* _WHAT IS REQUIRED_: Reproduce the lines word for word from the first one up to and including the line with "score-input[interactable] — [581, 890, 636, 922]".

* _RECORDED DATA_:

--

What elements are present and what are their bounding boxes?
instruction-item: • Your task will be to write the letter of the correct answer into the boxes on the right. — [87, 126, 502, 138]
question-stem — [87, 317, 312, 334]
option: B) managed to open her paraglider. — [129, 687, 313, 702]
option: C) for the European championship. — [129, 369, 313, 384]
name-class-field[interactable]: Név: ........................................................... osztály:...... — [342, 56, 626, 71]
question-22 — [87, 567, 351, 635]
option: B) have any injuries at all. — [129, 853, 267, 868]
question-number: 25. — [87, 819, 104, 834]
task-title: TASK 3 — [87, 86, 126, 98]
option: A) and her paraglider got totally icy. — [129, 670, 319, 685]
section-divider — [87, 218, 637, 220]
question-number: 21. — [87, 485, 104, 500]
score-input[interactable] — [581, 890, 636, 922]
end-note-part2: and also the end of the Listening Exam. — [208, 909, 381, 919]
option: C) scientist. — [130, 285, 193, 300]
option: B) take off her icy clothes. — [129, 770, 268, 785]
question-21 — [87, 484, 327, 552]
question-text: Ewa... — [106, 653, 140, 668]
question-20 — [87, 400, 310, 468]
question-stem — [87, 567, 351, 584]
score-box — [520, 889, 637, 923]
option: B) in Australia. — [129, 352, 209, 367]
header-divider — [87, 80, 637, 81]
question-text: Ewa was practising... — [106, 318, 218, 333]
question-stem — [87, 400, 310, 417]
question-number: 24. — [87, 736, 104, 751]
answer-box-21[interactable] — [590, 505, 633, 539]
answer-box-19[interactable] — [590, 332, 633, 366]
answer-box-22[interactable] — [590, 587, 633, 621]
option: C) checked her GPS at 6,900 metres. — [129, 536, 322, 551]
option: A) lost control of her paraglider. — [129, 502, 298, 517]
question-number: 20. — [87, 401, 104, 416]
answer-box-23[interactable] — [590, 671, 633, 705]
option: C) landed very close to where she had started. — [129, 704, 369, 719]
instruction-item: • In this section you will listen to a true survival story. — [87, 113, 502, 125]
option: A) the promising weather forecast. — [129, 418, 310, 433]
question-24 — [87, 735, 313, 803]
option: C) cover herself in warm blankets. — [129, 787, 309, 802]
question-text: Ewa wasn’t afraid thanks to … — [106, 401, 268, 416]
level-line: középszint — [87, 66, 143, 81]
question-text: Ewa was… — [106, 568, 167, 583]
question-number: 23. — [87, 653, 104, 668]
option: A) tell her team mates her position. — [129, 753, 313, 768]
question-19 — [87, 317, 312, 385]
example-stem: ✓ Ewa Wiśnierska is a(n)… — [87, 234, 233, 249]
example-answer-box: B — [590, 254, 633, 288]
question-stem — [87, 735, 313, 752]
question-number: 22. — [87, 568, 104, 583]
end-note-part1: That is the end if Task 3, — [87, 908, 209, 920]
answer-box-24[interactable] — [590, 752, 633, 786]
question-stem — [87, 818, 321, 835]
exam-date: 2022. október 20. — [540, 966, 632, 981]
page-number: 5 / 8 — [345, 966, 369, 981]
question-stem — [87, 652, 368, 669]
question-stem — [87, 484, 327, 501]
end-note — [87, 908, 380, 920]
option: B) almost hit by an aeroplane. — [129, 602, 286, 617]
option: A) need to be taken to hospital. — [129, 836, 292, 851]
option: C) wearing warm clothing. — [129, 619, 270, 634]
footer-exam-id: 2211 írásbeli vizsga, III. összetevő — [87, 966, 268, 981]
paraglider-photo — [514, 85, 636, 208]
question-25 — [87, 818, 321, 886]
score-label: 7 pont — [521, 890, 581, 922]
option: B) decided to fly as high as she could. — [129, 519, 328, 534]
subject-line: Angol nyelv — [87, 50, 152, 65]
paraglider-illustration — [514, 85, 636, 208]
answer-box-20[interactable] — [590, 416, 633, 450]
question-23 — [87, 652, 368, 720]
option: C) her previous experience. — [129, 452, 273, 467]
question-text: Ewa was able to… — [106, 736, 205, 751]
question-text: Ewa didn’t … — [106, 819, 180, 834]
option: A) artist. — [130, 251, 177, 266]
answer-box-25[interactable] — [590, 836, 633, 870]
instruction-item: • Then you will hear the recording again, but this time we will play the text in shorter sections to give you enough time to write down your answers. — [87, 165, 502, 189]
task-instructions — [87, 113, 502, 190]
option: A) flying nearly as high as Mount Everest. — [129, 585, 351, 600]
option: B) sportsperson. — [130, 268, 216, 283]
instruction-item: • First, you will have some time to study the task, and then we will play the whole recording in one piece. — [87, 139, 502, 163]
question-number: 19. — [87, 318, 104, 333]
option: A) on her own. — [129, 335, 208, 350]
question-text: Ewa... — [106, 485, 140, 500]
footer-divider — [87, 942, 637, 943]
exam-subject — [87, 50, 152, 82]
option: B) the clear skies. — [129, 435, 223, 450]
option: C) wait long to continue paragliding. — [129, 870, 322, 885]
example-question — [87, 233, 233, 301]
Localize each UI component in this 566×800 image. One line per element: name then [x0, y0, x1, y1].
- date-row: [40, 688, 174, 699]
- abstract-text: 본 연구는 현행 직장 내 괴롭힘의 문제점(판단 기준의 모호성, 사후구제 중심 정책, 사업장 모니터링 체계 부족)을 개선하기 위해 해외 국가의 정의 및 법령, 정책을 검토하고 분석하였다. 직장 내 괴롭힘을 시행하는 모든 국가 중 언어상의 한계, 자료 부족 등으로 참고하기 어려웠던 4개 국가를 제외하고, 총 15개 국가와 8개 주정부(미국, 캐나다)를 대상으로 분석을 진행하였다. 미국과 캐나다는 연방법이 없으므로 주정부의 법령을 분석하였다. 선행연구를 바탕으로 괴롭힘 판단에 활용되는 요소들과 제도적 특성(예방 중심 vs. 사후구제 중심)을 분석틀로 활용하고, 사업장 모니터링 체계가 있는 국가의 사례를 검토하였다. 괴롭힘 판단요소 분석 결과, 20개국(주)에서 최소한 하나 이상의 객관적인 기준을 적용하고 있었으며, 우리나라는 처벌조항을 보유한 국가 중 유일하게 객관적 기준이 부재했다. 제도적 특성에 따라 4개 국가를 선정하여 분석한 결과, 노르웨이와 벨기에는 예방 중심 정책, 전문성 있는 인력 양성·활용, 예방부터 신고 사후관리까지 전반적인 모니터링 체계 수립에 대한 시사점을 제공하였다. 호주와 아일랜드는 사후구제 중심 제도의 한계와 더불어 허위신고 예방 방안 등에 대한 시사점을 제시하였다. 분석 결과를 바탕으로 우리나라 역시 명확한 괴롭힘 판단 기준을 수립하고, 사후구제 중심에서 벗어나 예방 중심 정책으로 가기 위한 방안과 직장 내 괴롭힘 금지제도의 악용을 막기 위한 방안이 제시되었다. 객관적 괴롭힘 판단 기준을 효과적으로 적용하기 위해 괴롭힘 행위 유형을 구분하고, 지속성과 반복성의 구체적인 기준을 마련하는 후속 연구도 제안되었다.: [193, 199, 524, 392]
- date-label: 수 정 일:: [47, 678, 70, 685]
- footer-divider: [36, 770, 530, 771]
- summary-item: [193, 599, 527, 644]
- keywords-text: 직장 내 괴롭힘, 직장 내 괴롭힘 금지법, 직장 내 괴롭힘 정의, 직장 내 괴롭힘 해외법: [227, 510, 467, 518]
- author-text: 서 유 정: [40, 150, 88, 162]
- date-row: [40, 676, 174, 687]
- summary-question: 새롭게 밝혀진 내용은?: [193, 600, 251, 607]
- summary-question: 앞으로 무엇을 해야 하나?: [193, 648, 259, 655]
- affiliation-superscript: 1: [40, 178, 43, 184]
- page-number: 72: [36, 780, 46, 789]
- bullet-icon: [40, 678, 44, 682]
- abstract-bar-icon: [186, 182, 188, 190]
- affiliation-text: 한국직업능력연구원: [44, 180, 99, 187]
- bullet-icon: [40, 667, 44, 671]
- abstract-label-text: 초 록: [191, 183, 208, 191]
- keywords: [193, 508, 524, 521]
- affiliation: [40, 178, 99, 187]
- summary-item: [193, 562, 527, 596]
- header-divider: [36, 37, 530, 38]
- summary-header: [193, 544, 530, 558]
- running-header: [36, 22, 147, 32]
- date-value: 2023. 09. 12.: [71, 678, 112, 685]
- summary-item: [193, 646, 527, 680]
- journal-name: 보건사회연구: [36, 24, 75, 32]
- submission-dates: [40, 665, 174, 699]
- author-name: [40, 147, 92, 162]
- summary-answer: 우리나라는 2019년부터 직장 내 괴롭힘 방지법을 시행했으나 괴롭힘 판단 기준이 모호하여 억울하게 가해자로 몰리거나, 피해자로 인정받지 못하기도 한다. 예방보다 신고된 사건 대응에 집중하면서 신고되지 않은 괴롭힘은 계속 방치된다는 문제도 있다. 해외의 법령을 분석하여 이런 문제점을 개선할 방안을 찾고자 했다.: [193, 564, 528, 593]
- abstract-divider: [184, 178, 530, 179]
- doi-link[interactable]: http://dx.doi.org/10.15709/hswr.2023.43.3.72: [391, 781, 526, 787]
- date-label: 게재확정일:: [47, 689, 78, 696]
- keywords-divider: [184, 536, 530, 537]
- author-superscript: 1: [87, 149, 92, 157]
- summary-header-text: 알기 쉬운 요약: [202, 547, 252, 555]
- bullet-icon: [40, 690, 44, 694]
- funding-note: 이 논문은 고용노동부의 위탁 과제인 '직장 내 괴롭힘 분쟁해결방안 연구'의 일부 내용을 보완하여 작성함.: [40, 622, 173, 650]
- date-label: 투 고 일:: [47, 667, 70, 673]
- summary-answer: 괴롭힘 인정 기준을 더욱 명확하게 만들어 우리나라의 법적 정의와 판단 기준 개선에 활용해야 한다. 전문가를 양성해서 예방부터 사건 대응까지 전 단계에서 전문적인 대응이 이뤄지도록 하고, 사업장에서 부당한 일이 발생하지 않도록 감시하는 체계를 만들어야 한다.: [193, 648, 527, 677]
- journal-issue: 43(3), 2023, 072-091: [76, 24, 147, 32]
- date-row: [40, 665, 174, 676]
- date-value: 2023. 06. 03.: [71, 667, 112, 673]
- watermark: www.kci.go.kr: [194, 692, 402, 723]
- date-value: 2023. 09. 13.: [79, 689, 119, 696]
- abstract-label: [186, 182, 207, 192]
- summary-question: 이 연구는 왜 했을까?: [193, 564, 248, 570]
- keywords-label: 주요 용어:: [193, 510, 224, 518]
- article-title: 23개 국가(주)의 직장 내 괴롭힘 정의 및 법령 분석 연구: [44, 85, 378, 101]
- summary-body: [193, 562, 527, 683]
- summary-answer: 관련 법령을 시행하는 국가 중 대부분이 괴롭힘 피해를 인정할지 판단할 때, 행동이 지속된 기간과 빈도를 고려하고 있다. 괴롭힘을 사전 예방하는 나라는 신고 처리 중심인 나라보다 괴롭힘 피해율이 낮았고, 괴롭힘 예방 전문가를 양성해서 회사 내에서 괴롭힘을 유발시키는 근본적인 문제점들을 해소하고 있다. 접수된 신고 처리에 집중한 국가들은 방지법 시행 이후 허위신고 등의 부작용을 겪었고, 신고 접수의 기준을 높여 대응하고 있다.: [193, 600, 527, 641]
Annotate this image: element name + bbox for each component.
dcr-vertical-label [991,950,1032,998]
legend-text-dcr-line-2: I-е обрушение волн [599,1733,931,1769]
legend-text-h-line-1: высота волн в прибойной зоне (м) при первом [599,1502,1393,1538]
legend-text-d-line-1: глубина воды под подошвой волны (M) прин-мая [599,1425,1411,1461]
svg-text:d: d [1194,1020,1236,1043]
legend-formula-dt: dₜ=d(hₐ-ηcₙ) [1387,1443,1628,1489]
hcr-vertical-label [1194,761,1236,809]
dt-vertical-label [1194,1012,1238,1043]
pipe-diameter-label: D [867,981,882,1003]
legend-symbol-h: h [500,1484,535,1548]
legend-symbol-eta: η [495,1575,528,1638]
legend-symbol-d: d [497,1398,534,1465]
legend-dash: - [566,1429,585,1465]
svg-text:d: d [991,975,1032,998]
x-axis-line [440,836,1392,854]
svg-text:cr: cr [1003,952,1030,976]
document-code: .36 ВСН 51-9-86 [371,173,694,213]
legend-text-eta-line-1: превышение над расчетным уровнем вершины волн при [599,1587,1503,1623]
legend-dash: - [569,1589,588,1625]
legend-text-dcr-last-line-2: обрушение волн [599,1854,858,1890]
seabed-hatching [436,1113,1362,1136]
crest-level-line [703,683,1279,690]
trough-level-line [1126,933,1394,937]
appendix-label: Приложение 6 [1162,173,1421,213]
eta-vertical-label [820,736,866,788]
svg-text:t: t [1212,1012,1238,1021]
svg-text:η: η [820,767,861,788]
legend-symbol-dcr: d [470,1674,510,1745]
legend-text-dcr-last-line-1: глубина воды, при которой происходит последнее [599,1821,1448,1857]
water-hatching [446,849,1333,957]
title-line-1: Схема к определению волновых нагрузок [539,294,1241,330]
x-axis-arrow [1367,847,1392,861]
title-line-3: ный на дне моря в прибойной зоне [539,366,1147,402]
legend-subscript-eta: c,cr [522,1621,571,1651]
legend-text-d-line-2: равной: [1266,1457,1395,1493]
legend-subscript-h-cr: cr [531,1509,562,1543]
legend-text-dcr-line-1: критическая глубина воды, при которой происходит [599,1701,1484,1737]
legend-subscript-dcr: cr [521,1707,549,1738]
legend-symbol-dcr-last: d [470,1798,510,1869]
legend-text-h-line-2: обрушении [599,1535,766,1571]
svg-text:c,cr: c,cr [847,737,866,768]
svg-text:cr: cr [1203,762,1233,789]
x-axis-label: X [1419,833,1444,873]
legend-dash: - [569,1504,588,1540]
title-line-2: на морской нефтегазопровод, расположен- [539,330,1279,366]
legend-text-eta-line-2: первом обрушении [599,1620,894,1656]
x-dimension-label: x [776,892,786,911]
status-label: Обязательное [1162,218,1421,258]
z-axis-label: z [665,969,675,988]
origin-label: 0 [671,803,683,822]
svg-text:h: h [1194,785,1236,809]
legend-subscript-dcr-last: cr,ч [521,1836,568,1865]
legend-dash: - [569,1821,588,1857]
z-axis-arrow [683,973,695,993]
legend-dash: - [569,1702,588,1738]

--

* _SOLUTION FOR THIS TASK_:
What elements are present and what are their bounding boxes?
instruction-item: • Your task will be to write the letter of the correct answer into the boxes on the right. — [87, 126, 502, 138]
question-stem — [87, 317, 312, 334]
option: B) managed to open her paraglider. — [129, 687, 313, 702]
option: C) for the European championship. — [129, 369, 313, 384]
name-class-field[interactable]: Név: ........................................................... osztály:...... — [342, 56, 626, 71]
question-22 — [87, 567, 351, 635]
option: B) have any injuries at all. — [129, 853, 267, 868]
question-number: 25. — [87, 819, 104, 834]
task-title: TASK 3 — [87, 86, 126, 98]
option: A) and her paraglider got totally icy. — [129, 670, 319, 685]
section-divider — [87, 218, 637, 220]
question-number: 21. — [87, 485, 104, 500]
score-input[interactable] — [581, 890, 636, 922]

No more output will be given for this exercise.